- [TAREAS Y EJERCICIOS]
1. Reproduzca literalmente el fragmento del pasaje comprendido entre "Pero esta vez, la" y "por el otro.", ambos inclusive.
2. Según el pasaje, ¿por qué se moriría de hambre el asno de Buridan? Responda en una a tres oraciones.

- [PASAJE]

»»

4. Pares y nones

Acaba de ocurrirme algo desconcertante. De ordinario me resulta poco difícil hallar asunto para estos capítulos. Se me ocurre un tema interesante y en seguida trazo una determinada línea de desarrollo, desde un cierto principio a un cierto fin, y ya estoy en marcha.

Mas hoy, habiendo decidido tratar de la asimetría (en más de un capítulo, probablemente), y terminar en la vida y la anti-vida, sucedió que se me ocurrieron dos posibles modos de empezar. De ordinario en ese caso, uno de ellos me parece tan preferible al otro, que lo elijo tras bien corta duda.

Pero esta vez, la cuestión era si partiría de los números impares o de la doble refracción, y los motivos para lo uno o lo otro que bullían en mi cabeza estaban tan equilibrados, que no pude decidirme. Dos horas pasé ante mi mesa, comparando ambas posibilidades, con creciente mal humor.

Me di cuenta, por cierto, de la desagradable semejanza de mi caso con el del asno de Buridan.

Me refiero a un tal Buridan, filósofo francés del siglo XIV, quien dicen que afirmó lo siguiente: un asno hambriento, puesto entre dos sacos de pienso exactamente iguales en todo, se morirá de hambre, porque no verá motivo para decidirse por uno, y no por el otro.

««

- [EXTRACTOS DE REGISTROS]
»»

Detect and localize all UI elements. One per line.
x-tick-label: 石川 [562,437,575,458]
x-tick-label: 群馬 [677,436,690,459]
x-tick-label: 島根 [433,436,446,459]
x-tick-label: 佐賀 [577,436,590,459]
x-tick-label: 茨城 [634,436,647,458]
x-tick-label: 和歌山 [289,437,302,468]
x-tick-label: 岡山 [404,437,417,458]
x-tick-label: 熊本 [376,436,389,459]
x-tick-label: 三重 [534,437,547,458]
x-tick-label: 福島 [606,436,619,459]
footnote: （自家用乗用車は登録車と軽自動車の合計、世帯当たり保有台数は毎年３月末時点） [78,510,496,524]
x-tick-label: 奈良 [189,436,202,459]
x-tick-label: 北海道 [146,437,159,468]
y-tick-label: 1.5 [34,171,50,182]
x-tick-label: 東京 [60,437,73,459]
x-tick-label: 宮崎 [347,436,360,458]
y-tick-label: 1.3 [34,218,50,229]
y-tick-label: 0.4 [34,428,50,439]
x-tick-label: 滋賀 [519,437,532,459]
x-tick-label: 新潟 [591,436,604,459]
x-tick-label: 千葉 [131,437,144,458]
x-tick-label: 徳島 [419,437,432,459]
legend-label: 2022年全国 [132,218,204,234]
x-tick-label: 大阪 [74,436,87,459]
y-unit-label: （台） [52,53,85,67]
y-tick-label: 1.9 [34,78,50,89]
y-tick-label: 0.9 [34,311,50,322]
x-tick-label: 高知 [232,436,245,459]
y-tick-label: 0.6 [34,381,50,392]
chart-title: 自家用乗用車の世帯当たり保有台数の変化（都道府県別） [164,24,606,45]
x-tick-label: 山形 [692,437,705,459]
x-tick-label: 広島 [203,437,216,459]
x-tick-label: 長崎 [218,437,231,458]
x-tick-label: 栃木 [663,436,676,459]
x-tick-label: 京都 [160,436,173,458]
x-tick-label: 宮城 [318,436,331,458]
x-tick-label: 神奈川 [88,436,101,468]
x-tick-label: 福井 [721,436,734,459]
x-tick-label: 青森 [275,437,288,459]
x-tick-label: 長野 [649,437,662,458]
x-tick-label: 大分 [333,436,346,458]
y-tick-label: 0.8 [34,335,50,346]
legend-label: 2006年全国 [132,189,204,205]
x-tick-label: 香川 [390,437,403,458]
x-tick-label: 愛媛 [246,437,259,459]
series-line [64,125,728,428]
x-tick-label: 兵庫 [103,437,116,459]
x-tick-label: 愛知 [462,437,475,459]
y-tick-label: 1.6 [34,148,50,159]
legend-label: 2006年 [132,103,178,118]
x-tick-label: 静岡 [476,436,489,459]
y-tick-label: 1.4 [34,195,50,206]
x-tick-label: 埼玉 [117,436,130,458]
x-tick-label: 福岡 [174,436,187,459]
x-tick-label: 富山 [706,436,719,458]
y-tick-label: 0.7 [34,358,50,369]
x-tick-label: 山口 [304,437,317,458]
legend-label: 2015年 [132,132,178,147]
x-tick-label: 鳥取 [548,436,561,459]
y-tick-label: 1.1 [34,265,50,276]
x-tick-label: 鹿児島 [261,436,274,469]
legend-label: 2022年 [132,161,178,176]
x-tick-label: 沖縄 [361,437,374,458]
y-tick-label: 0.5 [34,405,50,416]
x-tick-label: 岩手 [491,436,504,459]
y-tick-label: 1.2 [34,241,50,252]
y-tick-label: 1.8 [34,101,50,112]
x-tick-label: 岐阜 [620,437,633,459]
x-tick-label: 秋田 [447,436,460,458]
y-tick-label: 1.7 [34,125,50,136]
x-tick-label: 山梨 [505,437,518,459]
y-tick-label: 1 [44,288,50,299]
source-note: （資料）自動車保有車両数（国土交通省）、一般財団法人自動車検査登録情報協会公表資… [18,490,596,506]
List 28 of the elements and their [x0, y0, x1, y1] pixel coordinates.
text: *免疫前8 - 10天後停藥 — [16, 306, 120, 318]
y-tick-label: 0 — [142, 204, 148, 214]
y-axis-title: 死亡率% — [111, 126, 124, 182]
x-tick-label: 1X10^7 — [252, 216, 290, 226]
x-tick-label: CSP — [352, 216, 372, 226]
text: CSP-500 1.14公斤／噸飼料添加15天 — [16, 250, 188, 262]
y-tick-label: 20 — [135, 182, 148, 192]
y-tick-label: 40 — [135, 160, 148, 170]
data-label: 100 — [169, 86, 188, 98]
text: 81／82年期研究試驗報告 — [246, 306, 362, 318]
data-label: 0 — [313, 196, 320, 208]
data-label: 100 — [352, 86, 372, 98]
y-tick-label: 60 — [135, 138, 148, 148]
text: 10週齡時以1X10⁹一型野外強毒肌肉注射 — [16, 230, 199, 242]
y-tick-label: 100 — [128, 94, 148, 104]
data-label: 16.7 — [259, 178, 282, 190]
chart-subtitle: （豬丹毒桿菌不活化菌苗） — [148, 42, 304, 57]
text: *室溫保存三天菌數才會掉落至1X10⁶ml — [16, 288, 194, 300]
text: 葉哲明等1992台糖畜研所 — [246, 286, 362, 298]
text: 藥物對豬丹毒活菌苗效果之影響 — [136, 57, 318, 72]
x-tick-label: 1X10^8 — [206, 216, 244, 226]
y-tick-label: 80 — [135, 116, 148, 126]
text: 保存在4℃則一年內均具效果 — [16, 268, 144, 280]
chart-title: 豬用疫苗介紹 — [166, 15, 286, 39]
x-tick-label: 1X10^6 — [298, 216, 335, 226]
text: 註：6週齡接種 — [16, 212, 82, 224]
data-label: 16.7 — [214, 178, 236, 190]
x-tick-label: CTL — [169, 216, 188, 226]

««

- [SOLUCIONES EN ORDEN]
1.
Pero esta vez, la cuestión era si partiría de los números impares o de la doble refracción, y los motivos para lo uno o lo otro que bullían en mi cabeza estaban tan equilibrados, que no pude decidirme. Dos horas pasé ante mi mesa, comparando ambas posibilidades, con creciente mal humor.

Me di cuenta, por cierto, de la desagradable semejanza de mi caso con el del asno de Buridan.

Me refiero a un tal Buridan, filósofo francés del siglo XIV, quien dicen que afirmó lo siguiente: un asno hambriento, puesto entre dos sacos de pienso exactamente iguales en todo, se morirá de hambre, porque no verá motivo para decidirse por uno, y no por el otro.

2. El asno hambriento está situado entre dos sacos de pienso exactamente iguales en todo. Por eso se moriría de hambre, pues no vería motivo para decidirse por uno y no por el otro.